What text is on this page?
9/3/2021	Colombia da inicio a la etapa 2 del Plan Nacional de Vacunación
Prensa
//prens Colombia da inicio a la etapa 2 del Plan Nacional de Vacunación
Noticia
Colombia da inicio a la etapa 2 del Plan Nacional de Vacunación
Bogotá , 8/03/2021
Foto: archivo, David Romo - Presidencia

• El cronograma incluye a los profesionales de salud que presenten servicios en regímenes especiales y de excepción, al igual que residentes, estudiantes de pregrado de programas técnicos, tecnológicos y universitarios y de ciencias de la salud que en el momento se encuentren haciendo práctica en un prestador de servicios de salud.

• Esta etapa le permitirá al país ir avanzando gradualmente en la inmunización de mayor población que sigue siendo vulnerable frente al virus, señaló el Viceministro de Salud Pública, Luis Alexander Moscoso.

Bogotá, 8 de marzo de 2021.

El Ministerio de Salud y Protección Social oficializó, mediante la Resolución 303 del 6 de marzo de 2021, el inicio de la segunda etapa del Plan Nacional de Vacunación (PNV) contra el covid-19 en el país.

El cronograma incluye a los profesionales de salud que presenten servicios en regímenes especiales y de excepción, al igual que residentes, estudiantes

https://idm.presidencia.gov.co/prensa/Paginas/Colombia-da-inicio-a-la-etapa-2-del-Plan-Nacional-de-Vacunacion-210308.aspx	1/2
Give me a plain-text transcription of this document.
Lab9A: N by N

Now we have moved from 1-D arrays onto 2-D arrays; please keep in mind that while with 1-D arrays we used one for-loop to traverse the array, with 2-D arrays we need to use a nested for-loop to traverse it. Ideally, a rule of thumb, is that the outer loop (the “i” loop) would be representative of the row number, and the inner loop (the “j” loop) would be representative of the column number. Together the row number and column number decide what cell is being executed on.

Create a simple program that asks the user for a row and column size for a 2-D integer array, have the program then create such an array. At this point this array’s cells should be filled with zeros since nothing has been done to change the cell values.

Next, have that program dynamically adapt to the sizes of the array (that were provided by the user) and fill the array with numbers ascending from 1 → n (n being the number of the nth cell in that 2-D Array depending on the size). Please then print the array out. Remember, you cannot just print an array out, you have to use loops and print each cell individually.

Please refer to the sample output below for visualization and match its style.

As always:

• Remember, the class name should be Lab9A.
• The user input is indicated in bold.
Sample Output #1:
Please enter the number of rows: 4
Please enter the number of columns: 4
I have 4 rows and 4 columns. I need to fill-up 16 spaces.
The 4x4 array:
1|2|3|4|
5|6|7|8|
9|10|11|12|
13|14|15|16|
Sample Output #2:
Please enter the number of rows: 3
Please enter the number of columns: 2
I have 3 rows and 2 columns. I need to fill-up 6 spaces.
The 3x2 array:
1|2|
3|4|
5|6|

__EXERCISE__. Transcribe the data in full, keeping every character.

__WRITTEN SOLUTION__.
What text is on this page?
9/3/2021	Colombia da inicio a la etapa 2 del Plan Nacional de Vacunación
Prensa
//prens Colombia da inicio a la etapa 2 del Plan Nacional de Vacunación
Noticia
Colombia da inicio a la etapa 2 del Plan Nacional de Vacunación
Bogotá , 8/03/2021
Foto: archivo, David Romo - Presidencia

• El cronograma incluye a los profesionales de salud que presenten servicios en regímenes especiales y de excepción, al igual que residentes, estudiantes de pregrado de programas técnicos, tecnológicos y universitarios y de ciencias de la salud que en el momento se encuentren haciendo práctica en un prestador de servicios de salud.

• Esta etapa le permitirá al país ir avanzando gradualmente en la inmunización de mayor población que sigue siendo vulnerable frente al virus, señaló el Viceministro de Salud Pública, Luis Alexander Moscoso.

Bogotá, 8 de marzo de 2021.

El Ministerio de Salud y Protección Social oficializó, mediante la Resolución 303 del 6 de marzo de 2021, el inicio de la segunda etapa del Plan Nacional de Vacunación (PNV) contra el covid-19 en el país.

El cronograma incluye a los profesionales de salud que presenten servicios en regímenes especiales y de excepción, al igual que residentes, estudiantes

https://idm.presidencia.gov.co/prensa/Paginas/Colombia-da-inicio-a-la-etapa-2-del-Plan-Nacional-de-Vacunacion-210308.aspx	1/2
Give me a plain-text transcription of this document.
Lab9A: N by N

Now we have moved from 1-D arrays onto 2-D arrays; please keep in mind that while with 1-D arrays we used one for-loop to traverse the array, with 2-D arrays we need to use a nested for-loop to traverse it. Ideally, a rule of thumb, is that the outer loop (the “i” loop) would be representative of the row number, and the inner loop (the “j” loop) would be representative of the column number. Together the row number and column number decide what cell is being executed on.

Create a simple program that asks the user for a row and column size for a 2-D integer array, have the program then create such an array. At this point this array’s cells should be filled with zeros since nothing has been done to change the cell values.

Next, have that program dynamically adapt to the sizes of the array (that were provided by the user) and fill the array with numbers ascending from 1 → n (n being the number of the nth cell in that 2-D Array depending on the size). Please then print the array out. Remember, you cannot just print an array out, you have to use loops and print each cell individually.

Please refer to the sample output below for visualization and match its style.

As always:

• Remember, the class name should be Lab9A.
• The user input is indicated in bold.
Sample Output #1:
Please enter the number of rows: 4
Please enter the number of columns: 4
I have 4 rows and 4 columns. I need to fill-up 16 spaces.
The 4x4 array:
1|2|3|4|
5|6|7|8|
9|10|11|12|
13|14|15|16|
Sample Output #2:
Please enter the number of rows: 3
Please enter the number of columns: 2
I have 3 rows and 2 columns. I need to fill-up 6 spaces.
The 3x2 array:
1|2|
3|4|
5|6|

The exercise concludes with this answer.